THE REQUEST. Where does the string "annotation" appear in the records? Copy every line that contains it.

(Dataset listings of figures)
****************
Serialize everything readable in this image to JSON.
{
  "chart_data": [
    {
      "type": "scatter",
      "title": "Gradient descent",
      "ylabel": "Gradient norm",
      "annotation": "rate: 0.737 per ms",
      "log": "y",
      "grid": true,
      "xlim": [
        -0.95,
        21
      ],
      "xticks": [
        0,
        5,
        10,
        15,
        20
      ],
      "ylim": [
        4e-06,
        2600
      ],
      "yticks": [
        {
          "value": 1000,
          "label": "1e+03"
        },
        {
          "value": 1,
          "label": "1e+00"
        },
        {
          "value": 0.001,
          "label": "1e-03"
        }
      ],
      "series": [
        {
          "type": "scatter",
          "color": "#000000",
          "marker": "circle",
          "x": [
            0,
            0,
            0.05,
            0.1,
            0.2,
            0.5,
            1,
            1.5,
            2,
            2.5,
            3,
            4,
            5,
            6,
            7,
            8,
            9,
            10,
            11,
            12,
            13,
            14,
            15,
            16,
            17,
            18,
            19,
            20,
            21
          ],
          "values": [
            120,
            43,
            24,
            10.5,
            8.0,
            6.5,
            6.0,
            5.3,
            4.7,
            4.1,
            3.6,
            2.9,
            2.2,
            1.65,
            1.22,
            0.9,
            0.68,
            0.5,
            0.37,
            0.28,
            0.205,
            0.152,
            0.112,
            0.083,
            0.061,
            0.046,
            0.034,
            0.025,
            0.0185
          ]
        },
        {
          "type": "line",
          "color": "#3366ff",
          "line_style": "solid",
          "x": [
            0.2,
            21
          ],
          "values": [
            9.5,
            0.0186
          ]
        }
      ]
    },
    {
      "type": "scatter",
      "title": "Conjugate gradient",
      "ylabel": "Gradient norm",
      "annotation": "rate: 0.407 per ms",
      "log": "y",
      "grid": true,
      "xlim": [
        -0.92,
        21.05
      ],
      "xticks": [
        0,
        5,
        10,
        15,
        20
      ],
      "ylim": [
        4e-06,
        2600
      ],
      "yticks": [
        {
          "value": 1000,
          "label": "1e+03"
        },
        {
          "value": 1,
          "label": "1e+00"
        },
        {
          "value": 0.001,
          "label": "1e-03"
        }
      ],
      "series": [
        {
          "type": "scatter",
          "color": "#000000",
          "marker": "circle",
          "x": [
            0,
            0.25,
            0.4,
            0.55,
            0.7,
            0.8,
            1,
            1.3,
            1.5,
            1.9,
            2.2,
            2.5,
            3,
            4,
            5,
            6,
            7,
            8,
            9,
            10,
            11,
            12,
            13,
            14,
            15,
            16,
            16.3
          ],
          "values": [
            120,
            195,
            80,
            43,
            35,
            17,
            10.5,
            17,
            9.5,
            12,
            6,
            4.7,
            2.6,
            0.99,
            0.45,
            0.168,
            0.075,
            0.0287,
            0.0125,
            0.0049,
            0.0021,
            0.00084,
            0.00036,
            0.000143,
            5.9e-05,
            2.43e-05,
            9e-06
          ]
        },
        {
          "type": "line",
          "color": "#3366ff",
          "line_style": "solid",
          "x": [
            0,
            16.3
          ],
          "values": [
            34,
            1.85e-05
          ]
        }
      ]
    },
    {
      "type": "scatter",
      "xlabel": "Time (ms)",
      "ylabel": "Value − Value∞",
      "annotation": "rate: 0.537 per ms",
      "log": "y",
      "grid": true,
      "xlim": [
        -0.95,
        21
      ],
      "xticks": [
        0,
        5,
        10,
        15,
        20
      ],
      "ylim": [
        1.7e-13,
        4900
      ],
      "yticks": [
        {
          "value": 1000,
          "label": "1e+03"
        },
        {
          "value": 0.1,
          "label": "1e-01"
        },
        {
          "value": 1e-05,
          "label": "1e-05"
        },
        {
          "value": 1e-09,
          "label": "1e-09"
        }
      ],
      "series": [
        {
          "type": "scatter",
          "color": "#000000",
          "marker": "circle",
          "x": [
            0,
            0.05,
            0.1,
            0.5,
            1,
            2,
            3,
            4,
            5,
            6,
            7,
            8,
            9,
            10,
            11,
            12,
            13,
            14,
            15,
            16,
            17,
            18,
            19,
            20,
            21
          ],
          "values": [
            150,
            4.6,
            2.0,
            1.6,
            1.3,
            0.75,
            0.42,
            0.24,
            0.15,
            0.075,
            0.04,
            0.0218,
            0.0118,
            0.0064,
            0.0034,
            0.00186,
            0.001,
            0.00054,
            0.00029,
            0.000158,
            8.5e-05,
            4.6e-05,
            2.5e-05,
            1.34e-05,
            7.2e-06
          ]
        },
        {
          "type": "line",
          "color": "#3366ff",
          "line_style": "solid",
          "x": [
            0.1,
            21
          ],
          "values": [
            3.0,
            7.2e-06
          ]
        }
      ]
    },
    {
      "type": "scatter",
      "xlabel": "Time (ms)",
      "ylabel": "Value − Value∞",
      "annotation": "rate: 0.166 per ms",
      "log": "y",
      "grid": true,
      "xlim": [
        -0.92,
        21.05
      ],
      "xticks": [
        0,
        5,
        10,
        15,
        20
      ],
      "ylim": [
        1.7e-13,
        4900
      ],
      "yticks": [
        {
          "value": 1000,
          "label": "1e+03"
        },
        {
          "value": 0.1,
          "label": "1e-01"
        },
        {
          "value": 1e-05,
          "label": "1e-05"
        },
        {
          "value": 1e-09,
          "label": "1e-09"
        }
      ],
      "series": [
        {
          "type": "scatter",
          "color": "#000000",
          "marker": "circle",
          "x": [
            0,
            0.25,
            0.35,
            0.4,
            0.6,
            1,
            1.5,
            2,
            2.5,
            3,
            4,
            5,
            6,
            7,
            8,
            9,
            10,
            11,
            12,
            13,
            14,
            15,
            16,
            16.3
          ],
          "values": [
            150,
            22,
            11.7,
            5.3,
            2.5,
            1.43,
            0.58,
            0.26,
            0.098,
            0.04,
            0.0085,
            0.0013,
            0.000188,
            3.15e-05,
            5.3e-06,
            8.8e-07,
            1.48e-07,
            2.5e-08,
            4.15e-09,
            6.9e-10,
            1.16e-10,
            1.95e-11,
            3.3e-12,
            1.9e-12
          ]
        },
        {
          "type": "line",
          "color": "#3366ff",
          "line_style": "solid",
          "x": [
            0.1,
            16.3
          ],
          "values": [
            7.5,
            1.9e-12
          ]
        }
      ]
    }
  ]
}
****************
RESULT OF THE EXERCISE.
      "annotation": "rate: 0.737 per ms",
      "annotation": "rate: 0.407 per ms",
      "annotation": "rate: 0.537 per ms",
      "annotation": "rate: 0.166 per ms",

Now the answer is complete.